Check each line below for the word "name", and copy those that have it.
■ ■ ■ ■
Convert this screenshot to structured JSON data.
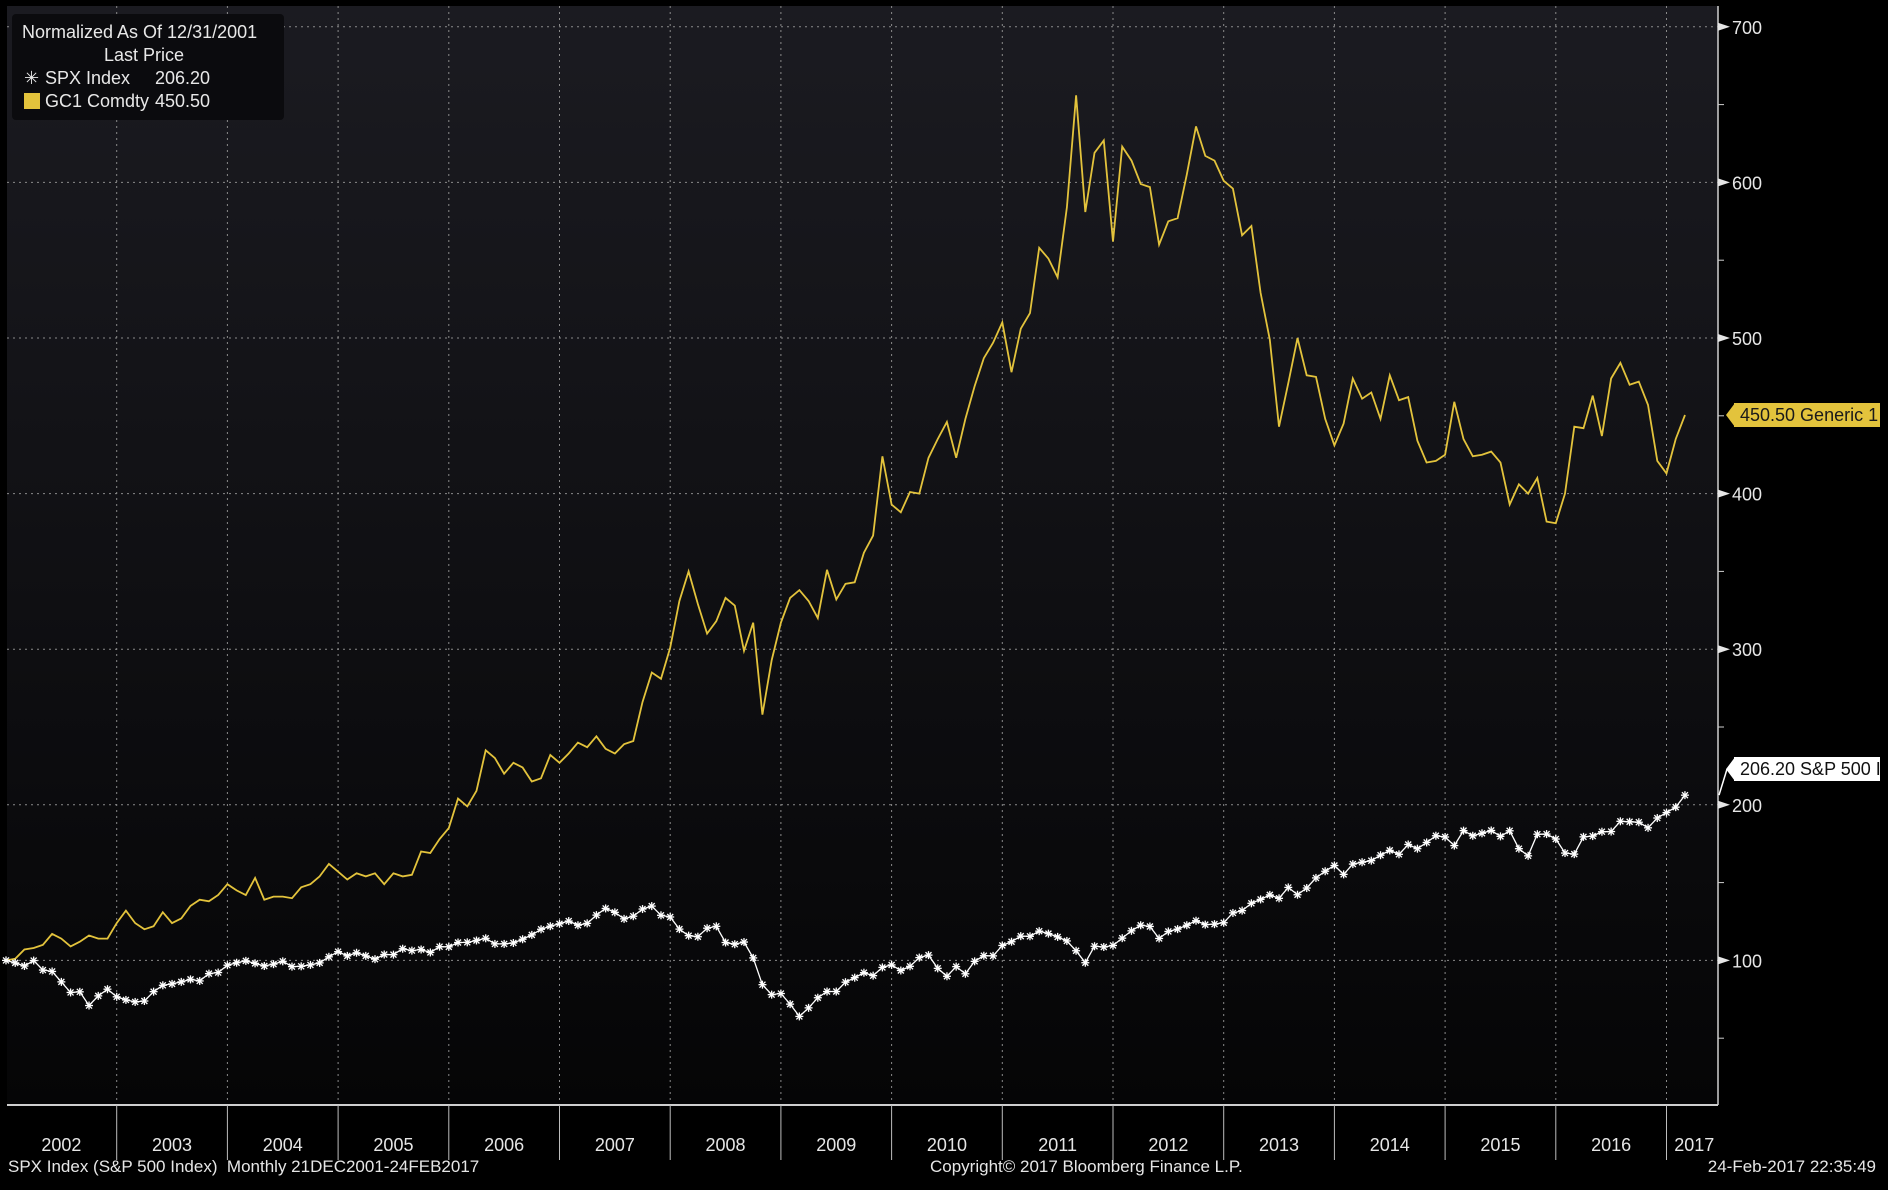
{
  "chart_data": {
    "type": "line",
    "frequency": "Monthly",
    "x_range": [
      "2001-12",
      "2017-02"
    ],
    "x_tick_labels": [
      "2002",
      "2003",
      "2004",
      "2005",
      "2006",
      "2007",
      "2008",
      "2009",
      "2010",
      "2011",
      "2012",
      "2013",
      "2014",
      "2015",
      "2016",
      "2017"
    ],
    "y_tick_labels": [
      "100",
      "200",
      "300",
      "400",
      "500",
      "600",
      "700"
    ],
    "ylim": [
      7,
      712
    ],
    "y_axis_position": "right",
    "grid": true,
    "legend_placement": "top-left",
    "legend": {
      "title": "Normalized As Of 12/31/2001",
      "subtitle": "Last Price",
      "entries": [
        {
          "name": "SPX Index",
          "value": "206.20",
          "marker": "asterisk",
          "color": "#ffffff"
        },
        {
          "name": "GC1 Comdty",
          "value": "450.50",
          "marker": "square",
          "color": "#e3c33c"
        }
      ]
    },
    "series": [
      {
        "name": "SPX Index",
        "color": "#ffffff",
        "last_label": "206.20 S&P 500 I",
        "values": [
          100,
          98.4,
          96.4,
          99.9,
          93.8,
          92.9,
          86.2,
          79.4,
          79.8,
          71.0,
          77.2,
          81.5,
          76.6,
          74.6,
          73.3,
          73.9,
          79.9,
          84.0,
          84.9,
          86.2,
          87.8,
          86.8,
          91.5,
          92.2,
          96.9,
          98.5,
          99.7,
          98.1,
          96.4,
          97.6,
          99.4,
          96.0,
          96.2,
          97.1,
          98.4,
          102.3,
          105.6,
          102.9,
          104.9,
          102.9,
          100.8,
          103.8,
          103.7,
          107.5,
          106.3,
          107.0,
          105.1,
          108.8,
          108.7,
          111.5,
          111.6,
          112.8,
          114.2,
          110.6,
          110.6,
          111.2,
          113.6,
          116.4,
          120.0,
          122.0,
          123.5,
          125.3,
          122.6,
          123.8,
          129.1,
          133.4,
          130.9,
          126.7,
          128.4,
          133.0,
          134.9,
          129.0,
          127.9,
          120.1,
          115.9,
          115.2,
          120.7,
          121.9,
          111.5,
          110.4,
          111.8,
          101.6,
          84.4,
          78.0,
          78.7,
          71.9,
          64.0,
          69.5,
          76.0,
          80.0,
          80.0,
          86.0,
          88.9,
          92.1,
          90.2,
          95.5,
          97.1,
          93.5,
          96.2,
          101.8,
          103.4,
          94.9,
          89.8,
          96.0,
          91.4,
          99.4,
          103.0,
          102.9,
          109.6,
          112.0,
          115.6,
          115.5,
          118.8,
          117.2,
          115.1,
          112.5,
          106.2,
          98.5,
          109.1,
          108.6,
          109.6,
          114.3,
          119.0,
          122.6,
          121.8,
          114.1,
          118.6,
          120.1,
          122.6,
          125.5,
          123.0,
          123.3,
          124.2,
          130.5,
          132.0,
          136.7,
          139.2,
          142.1,
          139.9,
          146.9,
          142.2,
          146.5,
          153.0,
          157.3,
          161.0,
          155.3,
          161.9,
          163.1,
          164.1,
          167.6,
          170.7,
          168.2,
          174.5,
          171.8,
          175.8,
          180.1,
          179.3,
          173.8,
          183.4,
          180.1,
          181.7,
          183.5,
          179.7,
          183.3,
          171.8,
          167.2,
          181.1,
          181.2,
          178.0,
          169.0,
          168.3,
          179.4,
          179.9,
          182.7,
          182.8,
          189.4,
          189.1,
          188.8,
          185.2,
          191.5,
          195.0,
          198.5,
          206.2
        ]
      },
      {
        "name": "GC1 Comdty",
        "color": "#e3c33c",
        "last_label": "450.50 Generic 1",
        "values": [
          100,
          101,
          107,
          108,
          110,
          117,
          114,
          109,
          112,
          116,
          114,
          114,
          124,
          132,
          124,
          120,
          122,
          131,
          124,
          127,
          135,
          139,
          138,
          142,
          149,
          145,
          142,
          153,
          139,
          141,
          141,
          140,
          147,
          149,
          154,
          162,
          157,
          152,
          156,
          154,
          156,
          149,
          156,
          154,
          155,
          170,
          169,
          178,
          185,
          204,
          199,
          209,
          235,
          230,
          220,
          227,
          224,
          215,
          217,
          232,
          227,
          233,
          240,
          237,
          244,
          236,
          233,
          239,
          241,
          266,
          285,
          281,
          301,
          331,
          350,
          329,
          310,
          318,
          333,
          328,
          299,
          317,
          258,
          293,
          317,
          333,
          338,
          331,
          320,
          351,
          332,
          342,
          343,
          362,
          373,
          424,
          393,
          388,
          401,
          400,
          423,
          435,
          446,
          423,
          448,
          469,
          487,
          497,
          510,
          478,
          506,
          516,
          558,
          551,
          539,
          584,
          656,
          581,
          619,
          627,
          562,
          623,
          614,
          599,
          597,
          560,
          575,
          577,
          605,
          636,
          617,
          614,
          601,
          596,
          566,
          572,
          529,
          499,
          443,
          471,
          500,
          476,
          475,
          448,
          431,
          445,
          474,
          461,
          465,
          448,
          476,
          460,
          462,
          434,
          420,
          421,
          425,
          459,
          435,
          424,
          425,
          427,
          420,
          393,
          406,
          400,
          410,
          382,
          381,
          400,
          443,
          442,
          463,
          437,
          474,
          484,
          470,
          472,
          457,
          421,
          413,
          435,
          450.5
        ]
      }
    ]
  },
  "footer": {
    "left": "SPX Index (S&P 500 Index)  Monthly 21DEC2001-24FEB2017",
    "center": "Copyright© 2017 Bloomberg Finance L.P.",
    "right": "24-Feb-2017 22:35:49"
  }
}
■ ■ ■ ■
▶ Task solution
          "name": "SPX Index",
          "name": "GC1 Comdty",
        "name": "SPX Index",
        "name": "GC1 Comdty",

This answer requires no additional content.